STATED EXERCISE – State the number of lines that hold the string "text", with nothing added.

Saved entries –
◇ ◇ ◇
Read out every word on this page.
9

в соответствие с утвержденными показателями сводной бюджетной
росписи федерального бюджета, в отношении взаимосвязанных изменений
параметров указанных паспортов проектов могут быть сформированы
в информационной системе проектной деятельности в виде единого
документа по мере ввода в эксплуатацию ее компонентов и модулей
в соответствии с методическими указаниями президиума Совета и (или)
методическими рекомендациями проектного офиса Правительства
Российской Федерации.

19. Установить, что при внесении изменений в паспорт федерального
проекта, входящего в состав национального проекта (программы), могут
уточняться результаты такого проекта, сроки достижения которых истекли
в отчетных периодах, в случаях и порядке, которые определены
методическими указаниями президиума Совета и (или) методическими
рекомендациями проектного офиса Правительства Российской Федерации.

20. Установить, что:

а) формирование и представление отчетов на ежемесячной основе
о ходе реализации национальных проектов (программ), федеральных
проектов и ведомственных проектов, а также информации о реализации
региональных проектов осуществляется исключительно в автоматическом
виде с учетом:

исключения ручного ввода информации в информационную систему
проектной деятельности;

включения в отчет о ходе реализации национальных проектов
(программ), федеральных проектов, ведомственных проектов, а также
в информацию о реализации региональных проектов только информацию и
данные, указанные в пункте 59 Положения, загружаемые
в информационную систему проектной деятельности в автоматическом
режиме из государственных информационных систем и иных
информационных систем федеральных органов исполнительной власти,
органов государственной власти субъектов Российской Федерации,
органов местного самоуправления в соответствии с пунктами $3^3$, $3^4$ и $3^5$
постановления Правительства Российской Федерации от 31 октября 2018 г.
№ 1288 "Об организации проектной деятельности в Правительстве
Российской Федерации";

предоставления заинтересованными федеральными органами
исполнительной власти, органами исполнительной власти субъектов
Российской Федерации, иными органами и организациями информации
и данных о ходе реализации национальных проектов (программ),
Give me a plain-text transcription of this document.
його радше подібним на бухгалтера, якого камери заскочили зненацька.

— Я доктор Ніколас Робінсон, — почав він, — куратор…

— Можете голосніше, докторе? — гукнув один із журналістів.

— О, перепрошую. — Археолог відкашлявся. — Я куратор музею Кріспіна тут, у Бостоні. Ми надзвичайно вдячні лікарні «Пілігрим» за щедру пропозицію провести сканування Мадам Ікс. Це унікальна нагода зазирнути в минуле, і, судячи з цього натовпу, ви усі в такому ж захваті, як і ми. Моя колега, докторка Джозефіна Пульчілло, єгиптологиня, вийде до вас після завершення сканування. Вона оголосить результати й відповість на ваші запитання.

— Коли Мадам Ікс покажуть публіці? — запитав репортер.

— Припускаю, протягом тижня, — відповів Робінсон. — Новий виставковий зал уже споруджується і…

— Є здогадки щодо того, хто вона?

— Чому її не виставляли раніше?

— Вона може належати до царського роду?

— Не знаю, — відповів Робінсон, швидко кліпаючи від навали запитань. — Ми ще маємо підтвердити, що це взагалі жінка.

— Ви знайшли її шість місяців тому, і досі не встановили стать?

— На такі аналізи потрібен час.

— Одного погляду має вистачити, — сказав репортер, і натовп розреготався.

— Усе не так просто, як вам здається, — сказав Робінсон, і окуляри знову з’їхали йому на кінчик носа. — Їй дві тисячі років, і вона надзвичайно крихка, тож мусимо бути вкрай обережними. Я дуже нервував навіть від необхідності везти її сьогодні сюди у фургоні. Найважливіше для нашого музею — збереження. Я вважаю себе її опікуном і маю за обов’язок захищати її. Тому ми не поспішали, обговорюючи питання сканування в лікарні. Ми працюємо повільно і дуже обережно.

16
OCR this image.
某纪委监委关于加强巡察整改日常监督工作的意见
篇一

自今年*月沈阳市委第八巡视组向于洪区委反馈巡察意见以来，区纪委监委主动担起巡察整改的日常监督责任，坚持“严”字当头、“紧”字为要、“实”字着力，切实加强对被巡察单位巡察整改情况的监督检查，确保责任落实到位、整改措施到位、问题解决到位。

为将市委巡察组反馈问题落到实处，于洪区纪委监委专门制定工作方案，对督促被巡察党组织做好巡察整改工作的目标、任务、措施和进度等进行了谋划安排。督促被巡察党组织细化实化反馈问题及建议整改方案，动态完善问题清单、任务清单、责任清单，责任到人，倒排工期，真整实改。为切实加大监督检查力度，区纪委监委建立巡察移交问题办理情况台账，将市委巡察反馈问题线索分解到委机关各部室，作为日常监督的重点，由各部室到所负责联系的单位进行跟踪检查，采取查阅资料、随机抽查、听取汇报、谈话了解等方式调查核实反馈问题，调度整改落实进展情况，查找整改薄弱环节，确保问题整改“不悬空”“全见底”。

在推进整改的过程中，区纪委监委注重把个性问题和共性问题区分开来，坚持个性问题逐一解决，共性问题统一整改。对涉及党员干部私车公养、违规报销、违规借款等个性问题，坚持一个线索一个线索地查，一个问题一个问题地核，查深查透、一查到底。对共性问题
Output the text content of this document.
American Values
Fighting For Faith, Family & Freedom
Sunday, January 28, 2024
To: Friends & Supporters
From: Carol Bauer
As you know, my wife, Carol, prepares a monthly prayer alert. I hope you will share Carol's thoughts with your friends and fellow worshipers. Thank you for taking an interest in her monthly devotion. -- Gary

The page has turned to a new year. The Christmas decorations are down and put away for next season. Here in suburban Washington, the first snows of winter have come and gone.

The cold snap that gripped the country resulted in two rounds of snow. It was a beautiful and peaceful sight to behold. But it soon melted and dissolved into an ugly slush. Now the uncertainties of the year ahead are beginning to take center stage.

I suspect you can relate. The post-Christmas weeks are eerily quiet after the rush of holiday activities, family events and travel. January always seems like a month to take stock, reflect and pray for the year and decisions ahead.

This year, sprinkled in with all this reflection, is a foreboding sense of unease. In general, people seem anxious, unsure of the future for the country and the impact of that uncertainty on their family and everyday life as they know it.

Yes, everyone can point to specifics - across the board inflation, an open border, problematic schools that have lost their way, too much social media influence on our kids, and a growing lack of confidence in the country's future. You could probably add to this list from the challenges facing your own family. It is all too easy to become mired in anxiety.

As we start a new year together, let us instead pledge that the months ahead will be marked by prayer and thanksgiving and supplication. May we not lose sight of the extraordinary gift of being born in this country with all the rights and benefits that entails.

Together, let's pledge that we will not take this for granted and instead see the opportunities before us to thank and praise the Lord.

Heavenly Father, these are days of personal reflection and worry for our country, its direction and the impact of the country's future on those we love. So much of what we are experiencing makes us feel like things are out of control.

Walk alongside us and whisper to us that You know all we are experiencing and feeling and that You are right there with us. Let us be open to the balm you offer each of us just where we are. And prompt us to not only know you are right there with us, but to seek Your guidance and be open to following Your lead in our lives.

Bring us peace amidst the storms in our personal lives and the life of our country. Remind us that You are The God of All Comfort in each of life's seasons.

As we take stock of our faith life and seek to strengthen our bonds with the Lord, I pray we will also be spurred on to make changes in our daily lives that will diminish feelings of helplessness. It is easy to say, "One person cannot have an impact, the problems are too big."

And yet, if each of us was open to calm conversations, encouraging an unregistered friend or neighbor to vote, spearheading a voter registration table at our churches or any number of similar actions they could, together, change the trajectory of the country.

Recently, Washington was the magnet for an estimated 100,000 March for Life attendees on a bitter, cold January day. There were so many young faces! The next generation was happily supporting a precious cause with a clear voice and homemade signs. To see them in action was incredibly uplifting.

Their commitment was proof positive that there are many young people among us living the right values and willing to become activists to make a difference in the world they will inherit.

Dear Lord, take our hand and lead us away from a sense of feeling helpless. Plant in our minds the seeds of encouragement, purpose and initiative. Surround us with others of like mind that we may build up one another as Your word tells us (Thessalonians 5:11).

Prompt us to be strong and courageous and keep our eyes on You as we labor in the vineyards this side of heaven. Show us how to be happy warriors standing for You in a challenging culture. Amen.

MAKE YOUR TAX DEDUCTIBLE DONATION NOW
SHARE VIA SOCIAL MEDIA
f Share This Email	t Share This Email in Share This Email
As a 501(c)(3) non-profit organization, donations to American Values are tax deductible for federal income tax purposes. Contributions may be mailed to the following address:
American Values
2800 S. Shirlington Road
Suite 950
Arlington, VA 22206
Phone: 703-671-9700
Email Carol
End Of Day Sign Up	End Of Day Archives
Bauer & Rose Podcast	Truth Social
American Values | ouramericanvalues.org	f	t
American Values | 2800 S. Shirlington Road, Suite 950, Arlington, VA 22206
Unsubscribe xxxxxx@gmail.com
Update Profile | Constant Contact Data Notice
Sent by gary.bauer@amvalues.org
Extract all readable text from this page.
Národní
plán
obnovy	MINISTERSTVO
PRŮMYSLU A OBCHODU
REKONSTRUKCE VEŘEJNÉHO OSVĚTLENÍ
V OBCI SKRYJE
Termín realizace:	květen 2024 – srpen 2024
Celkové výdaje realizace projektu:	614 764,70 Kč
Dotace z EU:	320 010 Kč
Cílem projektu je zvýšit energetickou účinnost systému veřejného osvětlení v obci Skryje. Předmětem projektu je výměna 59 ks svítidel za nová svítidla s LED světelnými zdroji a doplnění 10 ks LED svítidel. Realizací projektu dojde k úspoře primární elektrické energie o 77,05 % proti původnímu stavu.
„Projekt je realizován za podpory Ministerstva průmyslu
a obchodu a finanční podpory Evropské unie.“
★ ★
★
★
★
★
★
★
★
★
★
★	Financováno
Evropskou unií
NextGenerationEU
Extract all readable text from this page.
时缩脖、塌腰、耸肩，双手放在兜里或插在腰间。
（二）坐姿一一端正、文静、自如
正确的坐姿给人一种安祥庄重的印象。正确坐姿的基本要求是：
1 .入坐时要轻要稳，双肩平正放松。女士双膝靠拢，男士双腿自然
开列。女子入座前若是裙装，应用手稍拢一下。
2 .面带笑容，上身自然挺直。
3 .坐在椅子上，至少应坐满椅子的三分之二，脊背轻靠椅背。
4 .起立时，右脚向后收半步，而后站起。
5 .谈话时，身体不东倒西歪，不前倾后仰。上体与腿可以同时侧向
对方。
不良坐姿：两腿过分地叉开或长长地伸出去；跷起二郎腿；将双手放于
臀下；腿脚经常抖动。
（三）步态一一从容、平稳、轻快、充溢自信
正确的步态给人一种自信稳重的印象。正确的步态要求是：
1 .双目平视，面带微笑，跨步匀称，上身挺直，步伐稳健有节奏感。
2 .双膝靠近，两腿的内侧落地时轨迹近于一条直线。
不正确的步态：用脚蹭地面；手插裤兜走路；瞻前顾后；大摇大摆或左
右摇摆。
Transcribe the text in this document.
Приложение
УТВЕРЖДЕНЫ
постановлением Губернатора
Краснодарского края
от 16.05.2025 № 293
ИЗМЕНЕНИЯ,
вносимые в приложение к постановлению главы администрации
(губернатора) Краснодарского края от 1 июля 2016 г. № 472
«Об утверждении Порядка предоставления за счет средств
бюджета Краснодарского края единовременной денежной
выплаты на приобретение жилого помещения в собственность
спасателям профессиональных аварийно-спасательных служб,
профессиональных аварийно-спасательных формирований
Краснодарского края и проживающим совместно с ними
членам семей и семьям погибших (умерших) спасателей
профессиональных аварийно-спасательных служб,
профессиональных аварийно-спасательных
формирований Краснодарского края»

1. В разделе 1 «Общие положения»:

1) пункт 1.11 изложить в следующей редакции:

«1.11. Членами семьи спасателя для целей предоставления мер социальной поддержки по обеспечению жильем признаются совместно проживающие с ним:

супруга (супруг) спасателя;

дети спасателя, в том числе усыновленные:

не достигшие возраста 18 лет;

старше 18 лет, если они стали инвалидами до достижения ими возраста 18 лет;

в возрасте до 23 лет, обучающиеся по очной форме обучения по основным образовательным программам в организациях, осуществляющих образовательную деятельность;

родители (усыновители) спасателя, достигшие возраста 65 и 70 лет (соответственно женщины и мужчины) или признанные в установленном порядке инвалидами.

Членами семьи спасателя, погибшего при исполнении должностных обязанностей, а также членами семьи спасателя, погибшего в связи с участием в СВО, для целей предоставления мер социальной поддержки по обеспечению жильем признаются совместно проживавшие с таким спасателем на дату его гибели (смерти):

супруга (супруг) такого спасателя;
◇ ◇ ◇
EXERCISE ANSWER – 5